### Testo riportato
....................

Frank, laureato in economia aziendale, torna al paese natio per uno stage estivo nella fabbrica dove il padre operaio lavora da trent’anni. È convinto di poter conciliare gli interessi di capitale e lavoro con una gestione intelligente ed equilibrata della legge sulle 35 ore settimanali. Quando scopre che l’hanno usato per far passare una ristrutturazione della fabbrica e la conseguente riduzione del personale, si schiera con i lavoratori e i sindacati che entrano in sciopero. Raro esempio di cinema sul mondo operaio che entra dentro la fabbrica industriale: “si focalizza in un luogo che definisce, nomina il nostro tempo…” (Pietro Ingrao). I suoi limiti di verismo dimostrativo, didattico, stilisticamente “normale” sono superati nel forte, coinvolgente finale con l’aspro rimprovero del figlio al padre – il personaggio espressivamente più riuscito – e nella sconsolata domanda conclusiva all’amico: “E qual è il tuo posto?”. Esordio del documentarista L. Cantet (1961), pluripremiato: 2 Césars (migliore opera prima, attore), San Sebastian, premio europeo Fassbinder, Premio Cipputi al Festival di Torino.

....................

### Dati archiviati
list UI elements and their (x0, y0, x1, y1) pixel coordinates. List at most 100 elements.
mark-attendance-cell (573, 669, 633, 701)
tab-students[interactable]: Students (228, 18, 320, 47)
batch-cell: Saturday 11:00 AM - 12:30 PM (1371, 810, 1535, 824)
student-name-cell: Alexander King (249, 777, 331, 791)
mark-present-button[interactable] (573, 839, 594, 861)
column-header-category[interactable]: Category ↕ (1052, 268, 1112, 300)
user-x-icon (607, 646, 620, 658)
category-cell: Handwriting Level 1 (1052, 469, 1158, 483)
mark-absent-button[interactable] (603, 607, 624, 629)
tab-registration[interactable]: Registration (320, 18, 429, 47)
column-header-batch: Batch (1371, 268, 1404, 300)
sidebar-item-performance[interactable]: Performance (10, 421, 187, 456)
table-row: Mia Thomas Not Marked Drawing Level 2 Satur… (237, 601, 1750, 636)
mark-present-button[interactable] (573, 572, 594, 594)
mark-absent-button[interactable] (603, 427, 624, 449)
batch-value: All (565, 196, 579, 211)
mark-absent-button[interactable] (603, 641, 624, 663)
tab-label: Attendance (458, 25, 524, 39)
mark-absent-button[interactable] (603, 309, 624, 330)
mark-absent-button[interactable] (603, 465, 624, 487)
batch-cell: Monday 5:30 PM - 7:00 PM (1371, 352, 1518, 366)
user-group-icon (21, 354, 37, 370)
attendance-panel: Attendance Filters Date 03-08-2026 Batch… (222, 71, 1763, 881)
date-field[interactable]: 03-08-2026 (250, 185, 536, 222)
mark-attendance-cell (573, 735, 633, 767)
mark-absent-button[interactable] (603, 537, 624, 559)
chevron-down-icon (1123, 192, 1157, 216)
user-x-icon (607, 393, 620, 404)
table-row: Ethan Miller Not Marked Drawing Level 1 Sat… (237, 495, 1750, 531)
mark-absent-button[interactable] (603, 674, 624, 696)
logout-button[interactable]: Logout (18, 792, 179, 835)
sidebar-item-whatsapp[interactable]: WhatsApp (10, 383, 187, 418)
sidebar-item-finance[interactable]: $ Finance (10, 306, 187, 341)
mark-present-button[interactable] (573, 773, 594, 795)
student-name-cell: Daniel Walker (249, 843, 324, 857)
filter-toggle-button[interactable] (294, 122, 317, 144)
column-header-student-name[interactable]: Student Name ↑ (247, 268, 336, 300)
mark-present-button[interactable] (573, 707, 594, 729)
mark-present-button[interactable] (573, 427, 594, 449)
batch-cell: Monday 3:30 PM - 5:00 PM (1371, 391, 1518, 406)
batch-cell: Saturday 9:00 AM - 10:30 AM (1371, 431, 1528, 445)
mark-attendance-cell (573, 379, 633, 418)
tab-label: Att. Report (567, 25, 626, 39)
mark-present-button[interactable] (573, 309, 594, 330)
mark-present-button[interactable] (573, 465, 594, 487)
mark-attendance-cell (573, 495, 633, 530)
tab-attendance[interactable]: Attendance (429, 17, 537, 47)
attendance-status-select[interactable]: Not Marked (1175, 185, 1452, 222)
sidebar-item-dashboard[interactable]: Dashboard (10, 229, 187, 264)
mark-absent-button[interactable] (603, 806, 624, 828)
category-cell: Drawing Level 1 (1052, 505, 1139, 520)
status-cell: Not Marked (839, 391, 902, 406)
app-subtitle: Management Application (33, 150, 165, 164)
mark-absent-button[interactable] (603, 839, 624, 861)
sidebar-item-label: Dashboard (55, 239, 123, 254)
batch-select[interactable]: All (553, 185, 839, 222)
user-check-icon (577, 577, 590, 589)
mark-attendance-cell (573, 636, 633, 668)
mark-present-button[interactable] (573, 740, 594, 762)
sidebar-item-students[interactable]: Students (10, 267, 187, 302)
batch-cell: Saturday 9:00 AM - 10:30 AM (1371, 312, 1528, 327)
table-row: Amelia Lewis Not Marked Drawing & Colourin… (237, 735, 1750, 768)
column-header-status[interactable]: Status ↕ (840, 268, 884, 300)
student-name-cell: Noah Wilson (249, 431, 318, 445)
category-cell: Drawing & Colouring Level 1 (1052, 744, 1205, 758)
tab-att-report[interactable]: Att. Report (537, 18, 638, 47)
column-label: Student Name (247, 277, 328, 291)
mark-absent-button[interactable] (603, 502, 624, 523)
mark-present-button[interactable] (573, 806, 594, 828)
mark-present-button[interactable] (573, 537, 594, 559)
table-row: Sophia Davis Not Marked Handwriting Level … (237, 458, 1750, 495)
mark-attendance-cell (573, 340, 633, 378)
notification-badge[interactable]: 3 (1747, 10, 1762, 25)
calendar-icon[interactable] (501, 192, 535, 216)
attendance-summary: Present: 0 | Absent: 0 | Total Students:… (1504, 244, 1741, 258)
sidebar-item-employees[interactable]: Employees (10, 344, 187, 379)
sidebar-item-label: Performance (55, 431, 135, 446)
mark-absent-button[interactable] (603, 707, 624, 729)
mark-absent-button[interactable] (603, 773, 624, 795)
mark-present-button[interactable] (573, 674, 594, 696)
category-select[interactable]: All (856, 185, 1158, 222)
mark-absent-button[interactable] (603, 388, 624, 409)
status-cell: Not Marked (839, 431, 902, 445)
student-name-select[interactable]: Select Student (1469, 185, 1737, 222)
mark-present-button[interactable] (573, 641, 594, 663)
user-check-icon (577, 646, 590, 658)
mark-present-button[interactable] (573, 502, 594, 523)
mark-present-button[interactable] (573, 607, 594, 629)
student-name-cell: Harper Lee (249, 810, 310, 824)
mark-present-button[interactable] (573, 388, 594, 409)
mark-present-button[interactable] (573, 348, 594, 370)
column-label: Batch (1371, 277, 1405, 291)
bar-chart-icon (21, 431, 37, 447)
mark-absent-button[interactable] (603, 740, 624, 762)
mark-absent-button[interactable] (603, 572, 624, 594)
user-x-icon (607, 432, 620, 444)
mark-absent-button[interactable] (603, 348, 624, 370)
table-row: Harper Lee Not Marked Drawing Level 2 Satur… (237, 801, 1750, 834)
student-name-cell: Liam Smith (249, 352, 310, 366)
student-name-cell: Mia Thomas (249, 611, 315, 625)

....................

Traduca in inglese questa frase del testo riportato: «Frank, laureato in economia aziendale, torna al paese natio per uno stage estivo nella fabbrica dove il padre operaio lavora da trent’anni.»

Frank, a business administration graduate, returns to his hometown for a summer internship at the factory where his father, a factory worker, has worked for thirty years.